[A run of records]
________

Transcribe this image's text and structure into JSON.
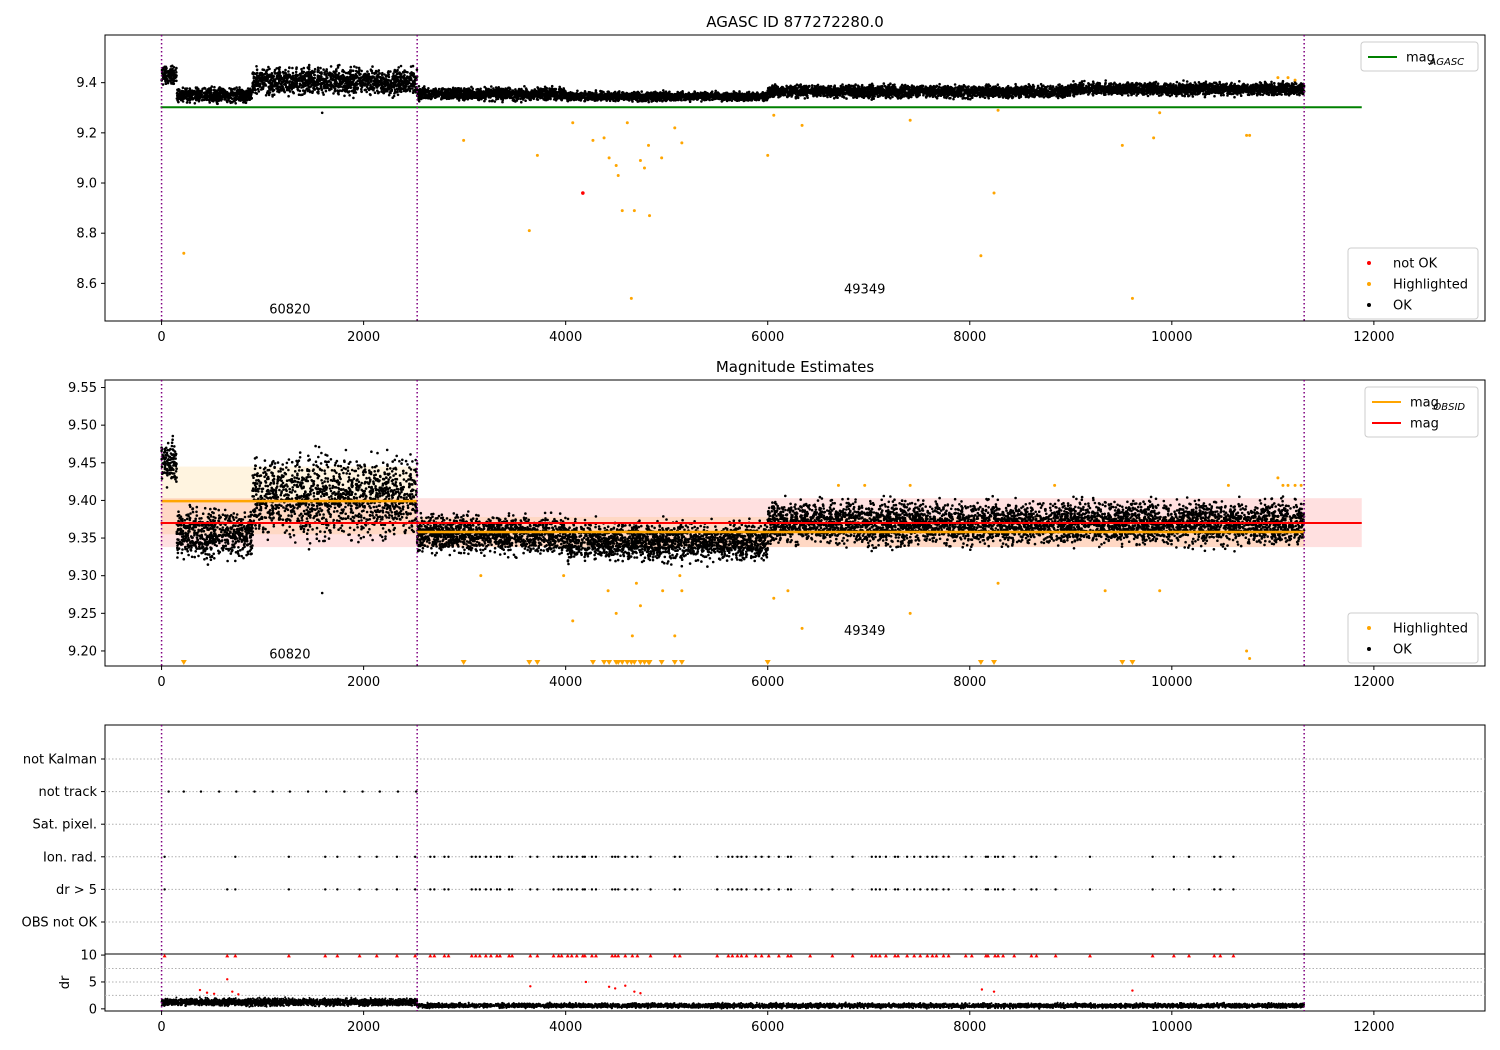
{
  "chart_data": [
    {
      "type": "scatter",
      "title": "AGASC ID 877272280.0",
      "xlim": [
        -560,
        13100
      ],
      "ylim": [
        8.45,
        9.59
      ],
      "xticks": [
        0,
        2000,
        4000,
        6000,
        8000,
        10000,
        12000
      ],
      "yticks": [
        8.6,
        8.8,
        9.0,
        9.2,
        9.4
      ],
      "ytick_labels": [
        "8.6",
        "8.8",
        "9.0",
        "9.2",
        "9.4"
      ],
      "obsid_boundaries": [
        0,
        2530,
        11310
      ],
      "obsid_labels": [
        {
          "x": 1270,
          "y": 8.48,
          "text": "60820"
        },
        {
          "x": 6960,
          "y": 8.56,
          "text": "49349"
        }
      ],
      "hlines": [
        {
          "name": "mag_AGASC",
          "y": 9.302,
          "x": [
            -10,
            11880
          ],
          "color": "#008000"
        }
      ],
      "legend_top": [
        {
          "label": "mag",
          "sub": "AGASC",
          "color": "#008000",
          "kind": "line"
        }
      ],
      "legend_bottom": [
        {
          "label": "not OK",
          "color": "#ff0000",
          "kind": "dot"
        },
        {
          "label": "Highlighted",
          "color": "#ffa500",
          "kind": "dot"
        },
        {
          "label": "OK",
          "color": "#000000",
          "kind": "dot"
        }
      ],
      "ok_bands": [
        {
          "x": [
            0,
            150
          ],
          "y": [
            9.38,
            9.48
          ]
        },
        {
          "x": [
            150,
            900
          ],
          "y": [
            9.31,
            9.39
          ]
        },
        {
          "x": [
            900,
            2530
          ],
          "y": [
            9.33,
            9.48
          ]
        },
        {
          "x": [
            2530,
            4000
          ],
          "y": [
            9.32,
            9.39
          ]
        },
        {
          "x": [
            4000,
            6000
          ],
          "y": [
            9.32,
            9.37
          ]
        },
        {
          "x": [
            6000,
            9000
          ],
          "y": [
            9.33,
            9.4
          ]
        },
        {
          "x": [
            9000,
            11310
          ],
          "y": [
            9.34,
            9.41
          ]
        }
      ],
      "highlighted": [
        [
          220,
          8.72
        ],
        [
          2990,
          9.17
        ],
        [
          3640,
          8.81
        ],
        [
          3720,
          9.11
        ],
        [
          4070,
          9.24
        ],
        [
          4270,
          9.17
        ],
        [
          4380,
          9.18
        ],
        [
          4430,
          9.1
        ],
        [
          4500,
          9.07
        ],
        [
          4520,
          9.03
        ],
        [
          4560,
          8.89
        ],
        [
          4610,
          9.24
        ],
        [
          4650,
          8.54
        ],
        [
          4680,
          8.89
        ],
        [
          4740,
          9.09
        ],
        [
          4780,
          9.06
        ],
        [
          4820,
          9.15
        ],
        [
          4830,
          8.87
        ],
        [
          4950,
          9.1
        ],
        [
          5080,
          9.22
        ],
        [
          5150,
          9.16
        ],
        [
          6000,
          9.11
        ],
        [
          6060,
          9.27
        ],
        [
          6340,
          9.23
        ],
        [
          7410,
          9.25
        ],
        [
          8110,
          8.71
        ],
        [
          8240,
          8.96
        ],
        [
          8280,
          9.29
        ],
        [
          9510,
          9.15
        ],
        [
          9610,
          8.54
        ],
        [
          9820,
          9.18
        ],
        [
          9880,
          9.28
        ],
        [
          10740,
          9.19
        ],
        [
          10770,
          9.19
        ],
        [
          11050,
          9.42
        ],
        [
          11150,
          9.42
        ],
        [
          11220,
          9.41
        ]
      ],
      "not_ok": [
        [
          4170,
          8.96
        ]
      ],
      "ok_extra": [
        [
          1590,
          9.28
        ]
      ]
    },
    {
      "type": "scatter",
      "title": "Magnitude Estimates",
      "xlim": [
        -560,
        13100
      ],
      "ylim": [
        9.18,
        9.56
      ],
      "xticks": [
        0,
        2000,
        4000,
        6000,
        8000,
        10000,
        12000
      ],
      "yticks": [
        9.2,
        9.25,
        9.3,
        9.35,
        9.4,
        9.45,
        9.5,
        9.55
      ],
      "ytick_labels": [
        "9.20",
        "9.25",
        "9.30",
        "9.35",
        "9.40",
        "9.45",
        "9.50",
        "9.55"
      ],
      "obsid_boundaries": [
        0,
        2530,
        11310
      ],
      "obsid_labels": [
        {
          "x": 1270,
          "y": 9.19,
          "text": "60820"
        },
        {
          "x": 6960,
          "y": 9.221,
          "text": "49349"
        }
      ],
      "mag": {
        "value": 9.37,
        "band": [
          9.338,
          9.403
        ],
        "x": [
          -10,
          11880
        ]
      },
      "mag_obsid": [
        {
          "x": [
            0,
            2530
          ],
          "value": 9.399,
          "band": [
            9.355,
            9.445
          ]
        },
        {
          "x": [
            2530,
            11310
          ],
          "value": 9.358,
          "band": [
            9.338,
            9.378
          ]
        }
      ],
      "legend_top": [
        {
          "label": "mag",
          "sub": "OBSID",
          "color": "#ffa500",
          "kind": "line"
        },
        {
          "label": "mag",
          "sub": "",
          "color": "#ff0000",
          "kind": "line"
        }
      ],
      "legend_bottom": [
        {
          "label": "Highlighted",
          "color": "#ffa500",
          "kind": "dot"
        },
        {
          "label": "OK",
          "color": "#000000",
          "kind": "dot"
        }
      ],
      "ok_bands": [
        {
          "x": [
            0,
            150
          ],
          "y": [
            9.41,
            9.49
          ]
        },
        {
          "x": [
            150,
            900
          ],
          "y": [
            9.31,
            9.4
          ]
        },
        {
          "x": [
            900,
            2530
          ],
          "y": [
            9.33,
            9.48
          ]
        },
        {
          "x": [
            2530,
            4000
          ],
          "y": [
            9.32,
            9.39
          ]
        },
        {
          "x": [
            4000,
            6000
          ],
          "y": [
            9.31,
            9.38
          ]
        },
        {
          "x": [
            6000,
            9000
          ],
          "y": [
            9.33,
            9.41
          ]
        },
        {
          "x": [
            9000,
            11310
          ],
          "y": [
            9.33,
            9.41
          ]
        }
      ],
      "highlighted": [
        [
          3160,
          9.3
        ],
        [
          3980,
          9.3
        ],
        [
          4070,
          9.24
        ],
        [
          4420,
          9.28
        ],
        [
          4500,
          9.25
        ],
        [
          4660,
          9.22
        ],
        [
          4700,
          9.29
        ],
        [
          4740,
          9.26
        ],
        [
          4960,
          9.28
        ],
        [
          5080,
          9.22
        ],
        [
          5130,
          9.3
        ],
        [
          5150,
          9.28
        ],
        [
          6060,
          9.27
        ],
        [
          6200,
          9.28
        ],
        [
          6340,
          9.23
        ],
        [
          6700,
          9.42
        ],
        [
          6960,
          9.42
        ],
        [
          7410,
          9.25
        ],
        [
          7410,
          9.42
        ],
        [
          8280,
          9.29
        ],
        [
          8840,
          9.42
        ],
        [
          9340,
          9.28
        ],
        [
          9880,
          9.28
        ],
        [
          10560,
          9.42
        ],
        [
          10740,
          9.2
        ],
        [
          10770,
          9.19
        ],
        [
          11050,
          9.43
        ],
        [
          11100,
          9.42
        ],
        [
          11150,
          9.42
        ],
        [
          11220,
          9.42
        ],
        [
          11280,
          9.42
        ]
      ],
      "below_range": [
        220,
        2990,
        3640,
        3720,
        4270,
        4380,
        4430,
        4500,
        4520,
        4560,
        4610,
        4650,
        4680,
        4740,
        4780,
        4820,
        4830,
        4950,
        5080,
        5150,
        6000,
        8110,
        8240,
        9510,
        9610
      ],
      "ok_extra": [
        [
          1590,
          9.277
        ]
      ]
    },
    {
      "type": "scatter",
      "title": "",
      "xlim": [
        -560,
        13100
      ],
      "flag_rows": [
        "not Kalman",
        "not track",
        "Sat. pixel.",
        "Ion. rad.",
        "dr > 5",
        "OBS not OK"
      ],
      "obsid_boundaries": [
        0,
        2530,
        11310
      ],
      "xticks": [
        0,
        2000,
        4000,
        6000,
        8000,
        10000,
        12000
      ],
      "flags": {
        "not track": [
          70,
          220,
          390,
          570,
          740,
          920,
          1100,
          1270,
          1450,
          1630,
          1810,
          1990,
          2160,
          2340,
          2520
        ],
        "Ion. rad.": [
          30,
          730,
          1260,
          1620,
          1740,
          1960,
          2130,
          2330,
          2510,
          2660,
          2700,
          2800,
          2840,
          3070,
          3110,
          3150,
          3210,
          3260,
          3320,
          3350,
          3440,
          3470,
          3650,
          3720,
          3880,
          3930,
          3960,
          4020,
          4060,
          4110,
          4170,
          4190,
          4260,
          4300,
          4460,
          4490,
          4520,
          4590,
          4660,
          4710,
          4840,
          5080,
          5130,
          5500,
          5610,
          5650,
          5700,
          5740,
          5790,
          5880,
          5940,
          6010,
          6110,
          6200,
          6230,
          6420,
          6640,
          6840,
          7030,
          7070,
          7110,
          7170,
          7260,
          7290,
          7380,
          7450,
          7510,
          7580,
          7630,
          7670,
          7740,
          7790,
          7960,
          8020,
          8160,
          8180,
          8250,
          8280,
          8330,
          8440,
          8610,
          8660,
          8850,
          9190,
          9810,
          10020,
          10170,
          10420,
          10480,
          10610
        ],
        "dr > 5": [
          30,
          650,
          730,
          1260,
          1620,
          1740,
          1960,
          2130,
          2330,
          2510,
          2660,
          2700,
          2800,
          2840,
          3070,
          3110,
          3150,
          3210,
          3260,
          3320,
          3350,
          3440,
          3470,
          3650,
          3720,
          3880,
          3930,
          3960,
          4020,
          4060,
          4110,
          4170,
          4190,
          4260,
          4300,
          4460,
          4490,
          4520,
          4590,
          4660,
          4710,
          4840,
          5080,
          5130,
          5500,
          5610,
          5650,
          5700,
          5740,
          5790,
          5880,
          5940,
          6010,
          6110,
          6200,
          6230,
          6420,
          6640,
          6840,
          7030,
          7070,
          7110,
          7170,
          7260,
          7290,
          7380,
          7450,
          7510,
          7580,
          7630,
          7670,
          7740,
          7790,
          7960,
          8020,
          8160,
          8180,
          8250,
          8280,
          8330,
          8440,
          8610,
          8660,
          8850,
          9190,
          9810,
          10020,
          10170,
          10420,
          10480,
          10610
        ]
      }
    },
    {
      "type": "scatter",
      "title": "",
      "ylabel": "dr",
      "xlim": [
        -560,
        13100
      ],
      "ylim": [
        -0.4,
        10.2
      ],
      "yticks": [
        0,
        5,
        10
      ],
      "ytick_labels": [
        "0",
        "5",
        "10"
      ],
      "grid_y": [
        2.5,
        5,
        7.5
      ],
      "xticks": [
        0,
        2000,
        4000,
        6000,
        8000,
        10000,
        12000
      ],
      "xtick_labels": [
        "0",
        "2000",
        "4000",
        "6000",
        "8000",
        "10000",
        "12000"
      ],
      "obsid_boundaries": [
        0,
        2530,
        11310
      ],
      "ok_bands": [
        {
          "x": [
            0,
            2530
          ],
          "y": [
            0.3,
            2.2
          ]
        },
        {
          "x": [
            2530,
            11310
          ],
          "y": [
            0.0,
            1.2
          ]
        }
      ],
      "red_high_x": [
        30,
        650,
        730,
        1260,
        1620,
        1740,
        1960,
        2130,
        2330,
        2510,
        2660,
        2700,
        2800,
        2840,
        3070,
        3110,
        3150,
        3210,
        3260,
        3320,
        3350,
        3440,
        3470,
        3650,
        3720,
        3880,
        3930,
        3960,
        4020,
        4060,
        4110,
        4170,
        4190,
        4260,
        4300,
        4460,
        4490,
        4520,
        4590,
        4660,
        4710,
        4840,
        5080,
        5130,
        5500,
        5610,
        5650,
        5700,
        5740,
        5790,
        5880,
        5940,
        6010,
        6110,
        6200,
        6230,
        6420,
        6640,
        6840,
        7030,
        7070,
        7110,
        7170,
        7260,
        7290,
        7380,
        7450,
        7510,
        7580,
        7630,
        7670,
        7740,
        7790,
        7960,
        8020,
        8160,
        8180,
        8250,
        8280,
        8330,
        8440,
        8610,
        8660,
        8850,
        9190,
        9810,
        10020,
        10170,
        10420,
        10480,
        10610
      ],
      "red_mid": [
        [
          380,
          3.5
        ],
        [
          450,
          3.0
        ],
        [
          520,
          2.8
        ],
        [
          650,
          5.5
        ],
        [
          700,
          3.2
        ],
        [
          760,
          2.7
        ],
        [
          3650,
          4.2
        ],
        [
          4200,
          5.0
        ],
        [
          4430,
          4.1
        ],
        [
          4490,
          3.8
        ],
        [
          4590,
          4.3
        ],
        [
          4680,
          3.2
        ],
        [
          4740,
          2.9
        ],
        [
          8120,
          3.6
        ],
        [
          8240,
          3.2
        ],
        [
          9610,
          3.4
        ]
      ]
    }
  ]
}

________

Goal: Show the lines that mention the word "title".

Response to the exercise:
      "title": "AGASC ID 877272280.0",
      "title": "Magnitude Estimates",
      "title": "",
      "title": "",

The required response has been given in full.